▶ **Directions for this task**: Reproduce every entry in the listing without alteration.
==============================
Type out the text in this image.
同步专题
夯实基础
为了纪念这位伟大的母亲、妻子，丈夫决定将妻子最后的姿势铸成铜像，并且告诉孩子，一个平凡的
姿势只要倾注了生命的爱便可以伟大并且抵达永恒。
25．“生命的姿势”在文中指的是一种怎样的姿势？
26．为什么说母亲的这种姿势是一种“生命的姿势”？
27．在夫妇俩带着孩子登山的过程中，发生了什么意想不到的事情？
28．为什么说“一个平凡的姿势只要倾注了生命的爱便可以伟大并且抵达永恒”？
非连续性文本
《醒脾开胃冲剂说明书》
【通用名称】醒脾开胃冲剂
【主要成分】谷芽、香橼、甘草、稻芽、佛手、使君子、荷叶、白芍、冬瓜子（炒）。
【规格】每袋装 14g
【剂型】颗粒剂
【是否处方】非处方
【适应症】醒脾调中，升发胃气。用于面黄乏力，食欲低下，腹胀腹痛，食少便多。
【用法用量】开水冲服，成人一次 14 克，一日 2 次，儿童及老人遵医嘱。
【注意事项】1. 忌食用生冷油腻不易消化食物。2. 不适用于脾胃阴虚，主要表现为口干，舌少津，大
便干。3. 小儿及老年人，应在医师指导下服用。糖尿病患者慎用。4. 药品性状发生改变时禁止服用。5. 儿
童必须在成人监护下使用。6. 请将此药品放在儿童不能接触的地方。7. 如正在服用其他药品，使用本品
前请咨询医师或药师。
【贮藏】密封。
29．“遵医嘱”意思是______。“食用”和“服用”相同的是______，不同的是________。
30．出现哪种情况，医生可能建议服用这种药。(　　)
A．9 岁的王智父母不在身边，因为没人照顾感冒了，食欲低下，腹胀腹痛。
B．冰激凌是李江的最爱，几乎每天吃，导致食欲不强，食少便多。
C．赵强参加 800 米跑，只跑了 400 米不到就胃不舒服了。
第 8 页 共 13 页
==============================
▶ **Answer to this problem**:
Type out the text in this image.
同步专题
夯实基础
为了纪念这位伟大的母亲、妻子，丈夫决定将妻子最后的姿势铸成铜像，并且告诉孩子，一个平凡的
姿势只要倾注了生命的爱便可以伟大并且抵达永恒。
25．“生命的姿势”在文中指的是一种怎样的姿势？
26．为什么说母亲的这种姿势是一种“生命的姿势”？
27．在夫妇俩带着孩子登山的过程中，发生了什么意想不到的事情？
28．为什么说“一个平凡的姿势只要倾注了生命的爱便可以伟大并且抵达永恒”？
非连续性文本
《醒脾开胃冲剂说明书》
【通用名称】醒脾开胃冲剂
【主要成分】谷芽、香橼、甘草、稻芽、佛手、使君子、荷叶、白芍、冬瓜子（炒）。
【规格】每袋装 14g
【剂型】颗粒剂
【是否处方】非处方
【适应症】醒脾调中，升发胃气。用于面黄乏力，食欲低下，腹胀腹痛，食少便多。
【用法用量】开水冲服，成人一次 14 克，一日 2 次，儿童及老人遵医嘱。
【注意事项】1. 忌食用生冷油腻不易消化食物。2. 不适用于脾胃阴虚，主要表现为口干，舌少津，大
便干。3. 小儿及老年人，应在医师指导下服用。糖尿病患者慎用。4. 药品性状发生改变时禁止服用。5. 儿
童必须在成人监护下使用。6. 请将此药品放在儿童不能接触的地方。7. 如正在服用其他药品，使用本品
前请咨询医师或药师。
【贮藏】密封。
29．“遵医嘱”意思是______。“食用”和“服用”相同的是______，不同的是________。
30．出现哪种情况，医生可能建议服用这种药。(　　)
A．9 岁的王智父母不在身边，因为没人照顾感冒了，食欲低下，腹胀腹痛。
B．冰激凌是李江的最爱，几乎每天吃，导致食欲不强，食少便多。
C．赵强参加 800 米跑，只跑了 400 米不到就胃不舒服了。
第 8 页 共 13 页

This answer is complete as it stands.